Your task is to transcribe all of the data below exactly, omitting the images.
— START EXTRACTED ENTRIES —
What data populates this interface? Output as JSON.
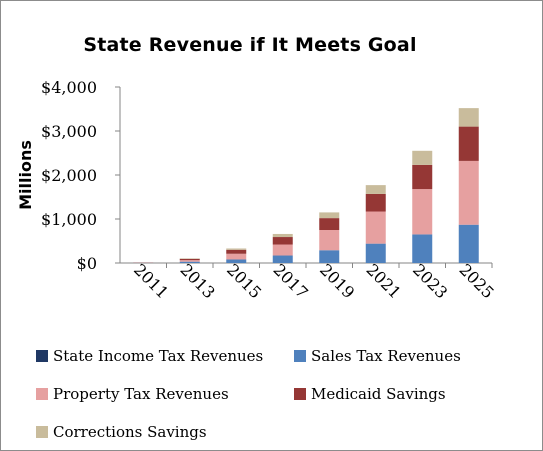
{
  "chart_data": {
    "type": "bar",
    "stacked": true,
    "title": "State Revenue if It Meets Goal",
    "xlabel": "",
    "ylabel": "Millions",
    "ylim": [
      0,
      4000
    ],
    "yticks": [
      0,
      1000,
      2000,
      3000,
      4000
    ],
    "ytick_labels": [
      "$0",
      "$1,000",
      "$2,000",
      "$3,000",
      "$4,000"
    ],
    "grid": false,
    "legend_position": "bottom",
    "categories": [
      "2011",
      "2013",
      "2015",
      "2017",
      "2019",
      "2021",
      "2023",
      "2025"
    ],
    "series": [
      {
        "name": "State Income Tax Revenues",
        "color": "#1f3864",
        "values": [
          0,
          0,
          0,
          0,
          0,
          0,
          0,
          0
        ]
      },
      {
        "name": "Sales Tax Revenues",
        "color": "#4f81bd",
        "values": [
          5,
          30,
          80,
          170,
          290,
          440,
          650,
          870
        ]
      },
      {
        "name": "Property Tax Revenues",
        "color": "#e6a0a0",
        "values": [
          5,
          35,
          130,
          250,
          460,
          730,
          1030,
          1450
        ]
      },
      {
        "name": "Medicaid Savings",
        "color": "#953735",
        "values": [
          3,
          30,
          90,
          170,
          270,
          400,
          550,
          780
        ]
      },
      {
        "name": "Corrections Savings",
        "color": "#c9bc9c",
        "values": [
          2,
          10,
          30,
          70,
          130,
          200,
          320,
          420
        ]
      }
    ]
  }
}
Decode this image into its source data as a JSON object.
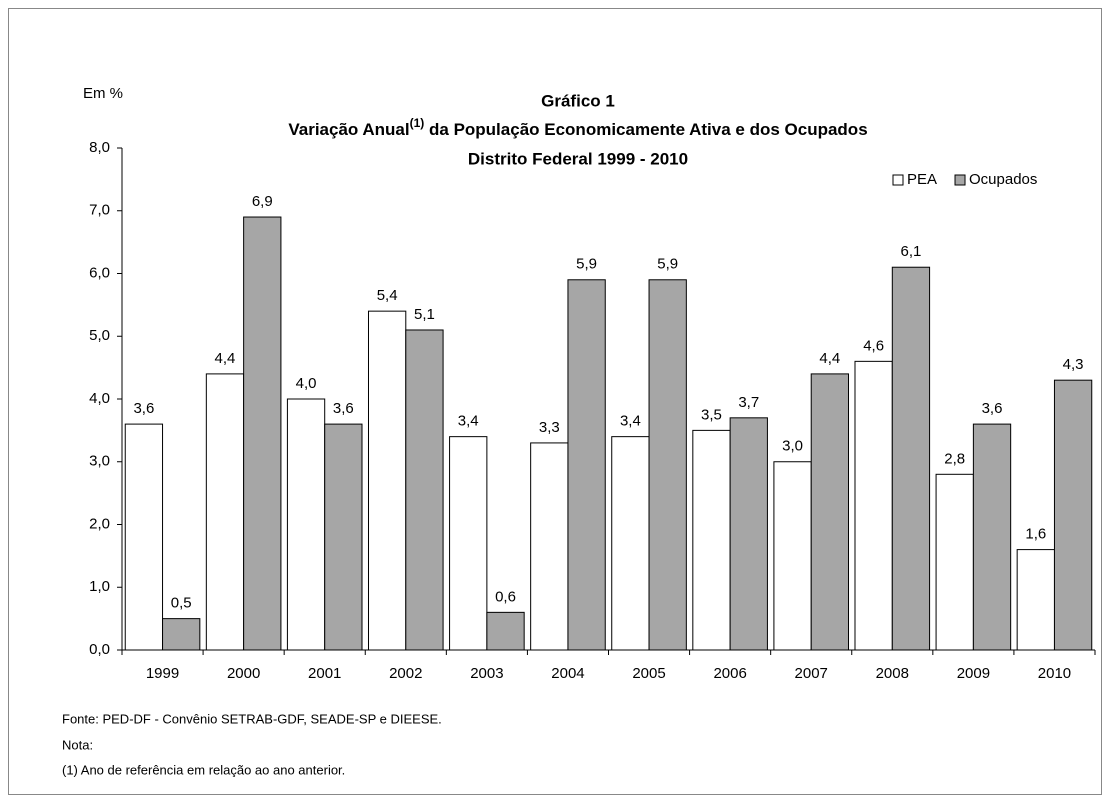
— END EXTRACTED ENTRIES —
• **WRITTEN ANSWER**
What data populates this interface? Output as JSON.
{
  "chart_data": {
    "type": "bar",
    "stacked": true,
    "title": "State Revenue if It Meets Goal",
    "xlabel": "",
    "ylabel": "Millions",
    "ylim": [
      0,
      4000
    ],
    "yticks": [
      0,
      1000,
      2000,
      3000,
      4000
    ],
    "ytick_labels": [
      "$0",
      "$1,000",
      "$2,000",
      "$3,000",
      "$4,000"
    ],
    "grid": false,
    "legend_position": "bottom",
    "categories": [
      "2011",
      "2013",
      "2015",
      "2017",
      "2019",
      "2021",
      "2023",
      "2025"
    ],
    "series": [
      {
        "name": "State Income Tax Revenues",
        "color": "#1f3864",
        "values": [
          0,
          0,
          0,
          0,
          0,
          0,
          0,
          0
        ]
      },
      {
        "name": "Sales Tax Revenues",
        "color": "#4f81bd",
        "values": [
          5,
          30,
          80,
          170,
          290,
          440,
          650,
          870
        ]
      },
      {
        "name": "Property Tax Revenues",
        "color": "#e6a0a0",
        "values": [
          5,
          35,
          130,
          250,
          460,
          730,
          1030,
          1450
        ]
      },
      {
        "name": "Medicaid Savings",
        "color": "#953735",
        "values": [
          3,
          30,
          90,
          170,
          270,
          400,
          550,
          780
        ]
      },
      {
        "name": "Corrections Savings",
        "color": "#c9bc9c",
        "values": [
          2,
          10,
          30,
          70,
          130,
          200,
          320,
          420
        ]
      }
    ]
  }
}
Decode this image into its source data as a JSON object.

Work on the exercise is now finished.